> _INSTRUCTIONS FOR THE TASK_
Extract all lines that hold "structured" from the records below.

> _DATASET ROWS_
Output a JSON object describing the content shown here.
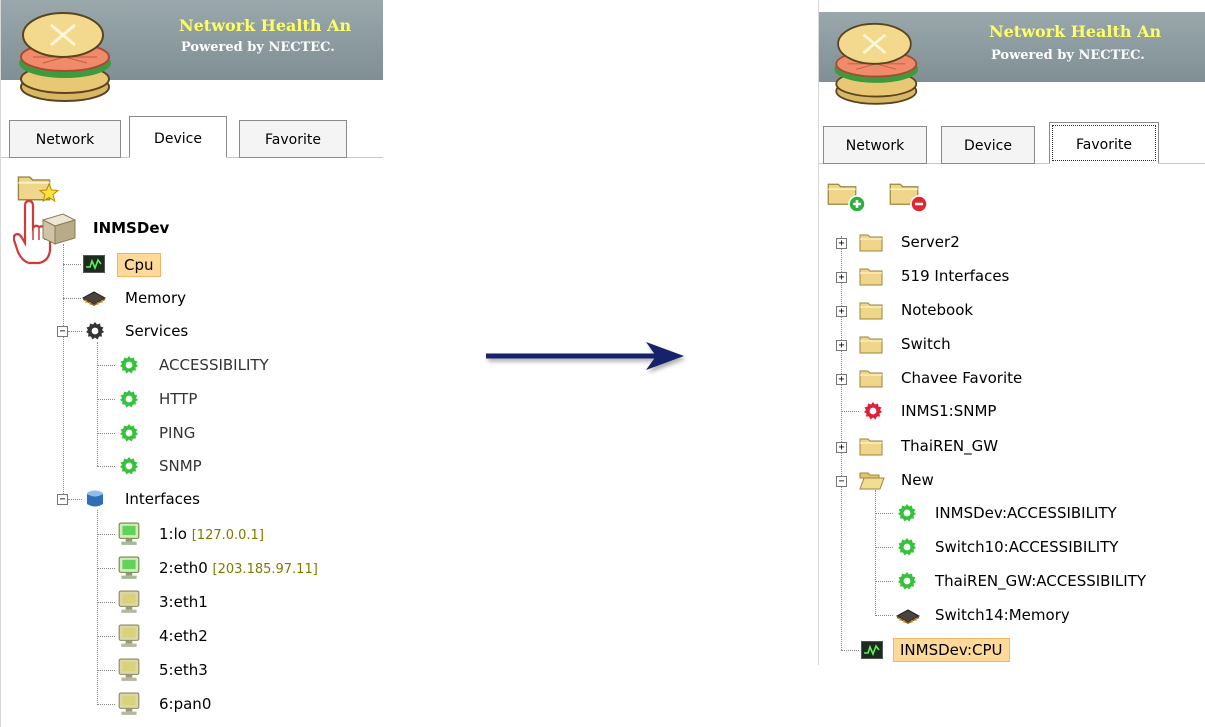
{
  "banner": {
    "title": "Network Health An",
    "subtitle": "Powered by NECTEC."
  },
  "tabs": {
    "network": "Network",
    "device": "Device",
    "favorite": "Favorite"
  },
  "left_tree": {
    "root": "INMSDev",
    "cpu": "Cpu",
    "memory": "Memory",
    "services": "Services",
    "service_items": [
      "ACCESSIBILITY",
      "HTTP",
      "PING",
      "SNMP"
    ],
    "interfaces": "Interfaces",
    "interface_items": [
      {
        "name": "1:lo",
        "ip": "[127.0.0.1]"
      },
      {
        "name": "2:eth0",
        "ip": "[203.185.97.11]"
      },
      {
        "name": "3:eth1",
        "ip": ""
      },
      {
        "name": "4:eth2",
        "ip": ""
      },
      {
        "name": "5:eth3",
        "ip": ""
      },
      {
        "name": "6:pan0",
        "ip": ""
      }
    ]
  },
  "right_tree": {
    "items": [
      "Server2",
      "519 Interfaces",
      "Notebook",
      "Switch",
      "Chavee Favorite",
      "INMS1:SNMP",
      "ThaiREN_GW",
      "New",
      "INMSDev:ACCESSIBILITY",
      "Switch10:ACCESSIBILITY",
      "ThaiREN_GW:ACCESSIBILITY",
      "Switch14:Memory",
      "INMSDev:CPU"
    ]
  },
  "colors": {
    "arrow": "#15206b",
    "selection": "#ffd99a",
    "service_ok": "#35c23b",
    "service_down": "#e0203a"
  }
}
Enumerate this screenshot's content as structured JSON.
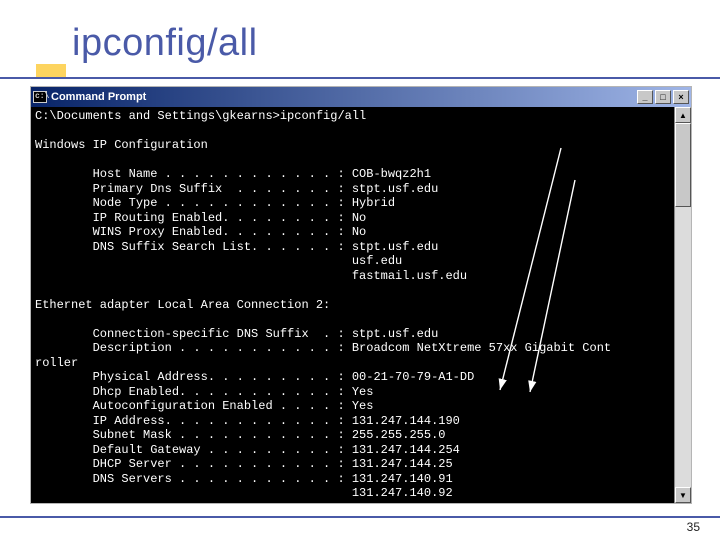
{
  "slide": {
    "title": "ipconfig/all",
    "page_number": "35"
  },
  "window": {
    "title": "Command Prompt"
  },
  "console": {
    "prompt_line": "C:\\Documents and Settings\\gkearns>ipconfig/all",
    "heading1": "Windows IP Configuration",
    "host_name_line": "        Host Name . . . . . . . . . . . . : COB-bwqz2h1",
    "primary_dns_suffix_line": "        Primary Dns Suffix  . . . . . . . : stpt.usf.edu",
    "node_type_line": "        Node Type . . . . . . . . . . . . : Hybrid",
    "ip_routing_line": "        IP Routing Enabled. . . . . . . . : No",
    "wins_proxy_line": "        WINS Proxy Enabled. . . . . . . . : No",
    "dns_suffix_list_line": "        DNS Suffix Search List. . . . . . : stpt.usf.edu",
    "dns_suffix_list_2": "                                            usf.edu",
    "dns_suffix_list_3": "                                            fastmail.usf.edu",
    "adapter_heading": "Ethernet adapter Local Area Connection 2:",
    "conn_dns_suffix_line": "        Connection-specific DNS Suffix  . : stpt.usf.edu",
    "description_line": "        Description . . . . . . . . . . . : Broadcom NetXtreme 57xx Gigabit Cont",
    "description_wrap": "roller",
    "phys_addr_line": "        Physical Address. . . . . . . . . : 00-21-70-79-A1-DD",
    "dhcp_enabled_line": "        Dhcp Enabled. . . . . . . . . . . : Yes",
    "autoconfig_line": "        Autoconfiguration Enabled . . . . : Yes",
    "ip_address_line": "        IP Address. . . . . . . . . . . . : 131.247.144.190",
    "subnet_mask_line": "        Subnet Mask . . . . . . . . . . . : 255.255.255.0",
    "default_gateway_line": "        Default Gateway . . . . . . . . . : 131.247.144.254",
    "dhcp_server_line": "        DHCP Server . . . . . . . . . . . : 131.247.144.25",
    "dns_servers_line": "        DNS Servers . . . . . . . . . . . : 131.247.140.91",
    "dns_servers_2": "                                            131.247.140.92"
  }
}
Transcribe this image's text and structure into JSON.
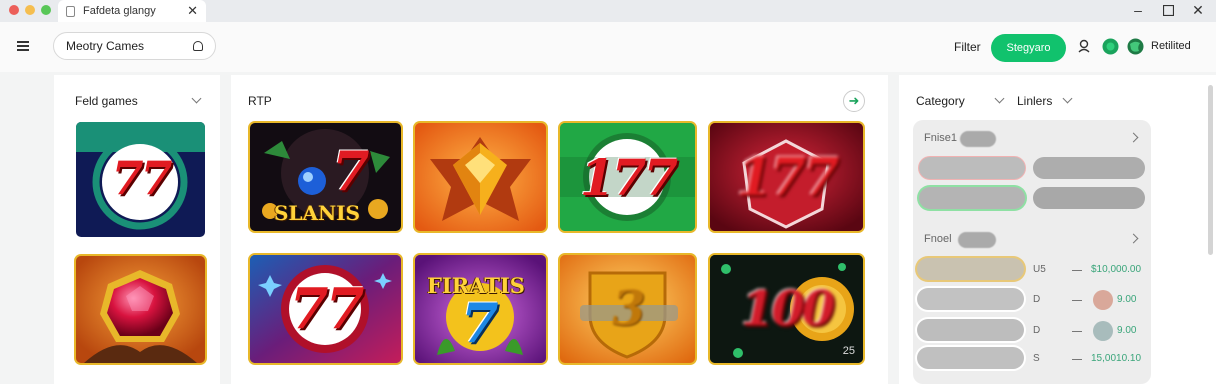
{
  "browser": {
    "tab_title": "Fafdeta glangy",
    "window_controls": [
      "minimize-icon",
      "maximize-icon",
      "close-icon"
    ]
  },
  "header": {
    "search_text": "Meotry Cames",
    "filter_label": "Filter",
    "cta_label": "Stegyaro",
    "user_label": "Retilited",
    "accent": "#11c26d"
  },
  "left_panel": {
    "title": "Feld games",
    "tiles": [
      {
        "name": "77",
        "label": "77"
      },
      {
        "name": "ruby",
        "label": ""
      }
    ]
  },
  "middle_panel": {
    "title": "RTP",
    "tiles": [
      {
        "label": "SLANIS",
        "number": "7"
      },
      {
        "label": "",
        "number": ""
      },
      {
        "label": "",
        "number": "177"
      },
      {
        "label": "",
        "number": "177"
      },
      {
        "label": "",
        "number": "77"
      },
      {
        "label": "FIRATIS",
        "number": "7"
      },
      {
        "label": "",
        "number": "3"
      },
      {
        "label": "",
        "number": "100",
        "corner": "25"
      }
    ]
  },
  "right_panel": {
    "category_label": "Category",
    "limits_label": "Linlers",
    "section1_label": "Fnise1",
    "section2_label": "Fnoel",
    "rows": [
      {
        "code": "U5",
        "amount": "$10,000.00"
      },
      {
        "code": "D",
        "amount": "9.00"
      },
      {
        "code": "D",
        "amount": "9.00"
      },
      {
        "code": "S",
        "amount": "15,0010.10"
      }
    ]
  }
}
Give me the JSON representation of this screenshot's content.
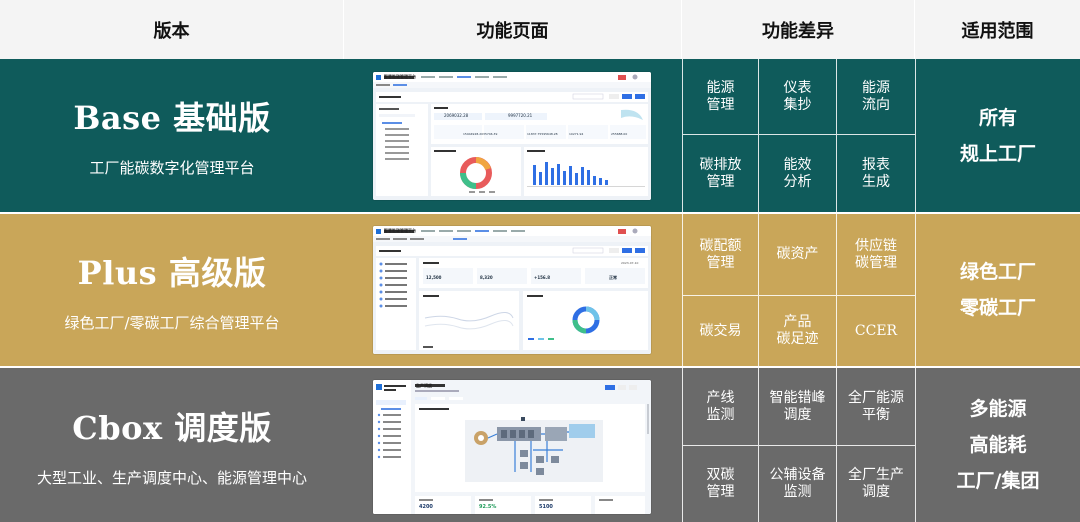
{
  "header": {
    "version": "版本",
    "page": "功能页面",
    "diff": "功能差异",
    "scope": "适用范围"
  },
  "colors": {
    "base": "#0f5b5b",
    "plus": "#c9a659",
    "cbox": "#6a6a6a",
    "header_bg": "#f4f4f4"
  },
  "rows": [
    {
      "name": "Base 基础版",
      "subtitle": "工厂能碳数字化管理平台",
      "features": [
        "能源\n管理",
        "仪表\n集抄",
        "能源\n流向",
        "碳排放\n管理",
        "能效\n分析",
        "报表\n生成"
      ],
      "scope": [
        "所有",
        "规上工厂"
      ],
      "screenshot": {
        "app_title": "智慧能碳管理平台",
        "nums": [
          "2069032.28",
          "9997720.21",
          "15944928.2035746.39",
          "11837.75595648.28",
          "10271.94",
          "255688.00"
        ]
      }
    },
    {
      "name": "Plus 高级版",
      "subtitle": "绿色工厂/零碳工厂综合管理平台",
      "features": [
        "碳配额\n管理",
        "碳资产",
        "供应链\n碳管理",
        "碳交易",
        "产品\n碳足迹",
        "CCER"
      ],
      "scope": [
        "绿色工厂",
        "零碳工厂"
      ],
      "screenshot": {
        "app_title": "智慧能碳管理平台",
        "nums": [
          "12,500",
          "8,320",
          "+156.8",
          "正常",
          "2023-07-10"
        ]
      }
    },
    {
      "name": "Cbox 调度版",
      "subtitle": "大型工业、生产调度中心、能源管理中心",
      "features": [
        "产线\n监测",
        "智能错峰\n调度",
        "全厂能源\n平衡",
        "双碳\n管理",
        "公辅设备\n监测",
        "全厂生产\n调度"
      ],
      "scope": [
        "多能源",
        "高能耗",
        "工厂/集团"
      ],
      "screenshot": {
        "app_title": "生产调度",
        "nums": [
          "4200",
          "92.5%",
          "5100"
        ]
      }
    }
  ]
}
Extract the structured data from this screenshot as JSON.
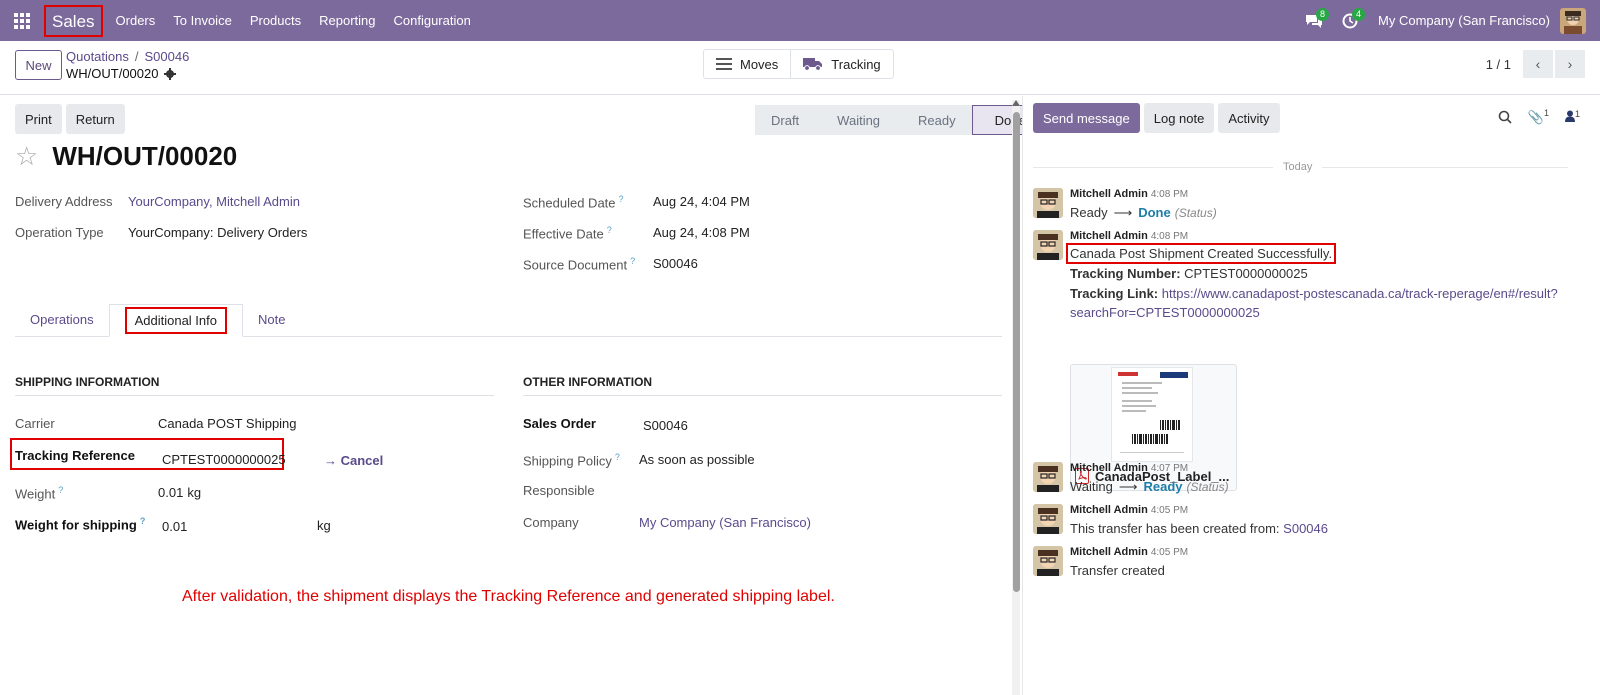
{
  "navbar": {
    "app_name": "Sales",
    "menu": [
      "Orders",
      "To Invoice",
      "Products",
      "Reporting",
      "Configuration"
    ],
    "messages_count": "8",
    "activities_count": "4",
    "company": "My Company (San Francisco)"
  },
  "control_panel": {
    "new_label": "New",
    "breadcrumb": [
      "Quotations",
      "S00046"
    ],
    "record_name": "WH/OUT/00020",
    "smart_buttons": {
      "moves": "Moves",
      "tracking": "Tracking"
    },
    "pager": "1 / 1"
  },
  "form": {
    "buttons": {
      "print": "Print",
      "return": "Return"
    },
    "statuses": [
      "Draft",
      "Waiting",
      "Ready",
      "Done"
    ],
    "current_status": "Done",
    "title": "WH/OUT/00020",
    "delivery_address_label": "Delivery Address",
    "delivery_address": "YourCompany, Mitchell Admin",
    "operation_type_label": "Operation Type",
    "operation_type": "YourCompany: Delivery Orders",
    "scheduled_date_label": "Scheduled Date",
    "scheduled_date": "Aug 24, 4:04 PM",
    "effective_date_label": "Effective Date",
    "effective_date": "Aug 24, 4:08 PM",
    "source_document_label": "Source Document",
    "source_document": "S00046",
    "tabs": [
      "Operations",
      "Additional Info",
      "Note"
    ],
    "shipping_section": "SHIPPING INFORMATION",
    "carrier_label": "Carrier",
    "carrier": "Canada POST Shipping",
    "tracking_ref_label": "Tracking Reference",
    "tracking_ref": "CPTEST0000000025",
    "cancel_label": "Cancel",
    "weight_label": "Weight",
    "weight": "0.01",
    "weight_unit": "kg",
    "weight_shipping_label": "Weight for shipping",
    "weight_shipping": "0.01",
    "weight_shipping_unit": "kg",
    "other_section": "OTHER INFORMATION",
    "sales_order_label": "Sales Order",
    "sales_order": "S00046",
    "shipping_policy_label": "Shipping Policy",
    "shipping_policy": "As soon as possible",
    "responsible_label": "Responsible",
    "company_label": "Company",
    "company": "My Company (San Francisco)",
    "annotation": "After validation, the shipment displays the Tracking Reference and generated shipping label."
  },
  "chatter": {
    "send_message": "Send message",
    "log_note": "Log note",
    "activity": "Activity",
    "attachments_count": "1",
    "followers_count": "1",
    "today": "Today",
    "messages": [
      {
        "author": "Mitchell Admin",
        "time": "4:08 PM",
        "old": "Ready",
        "new": "Done",
        "tag": "(Status)"
      },
      {
        "author": "Mitchell Admin",
        "time": "4:08 PM",
        "line1": "Canada Post Shipment Created Successfully.",
        "tracking_number_label": "Tracking Number:",
        "tracking_number": "CPTEST0000000025",
        "tracking_link_label": "Tracking Link:",
        "tracking_link_1": "https://www.canadapost-postescanada.ca/track-reperage/en#/result?",
        "tracking_link_2": "searchFor=CPTEST0000000025",
        "attachment": "CanadaPost_Label_..."
      },
      {
        "author": "Mitchell Admin",
        "time": "4:07 PM",
        "old": "Waiting",
        "new": "Ready",
        "tag": "(Status)"
      },
      {
        "author": "Mitchell Admin",
        "time": "4:05 PM",
        "text": "This transfer has been created from:",
        "link": "S00046"
      },
      {
        "author": "Mitchell Admin",
        "time": "4:05 PM",
        "text": "Transfer created"
      }
    ]
  }
}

> _SOLUTION FOR THIS PROBLEM_
Enumerate this screenshot's content as structured JSON.
Extract the structured data from this screenshot as JSON.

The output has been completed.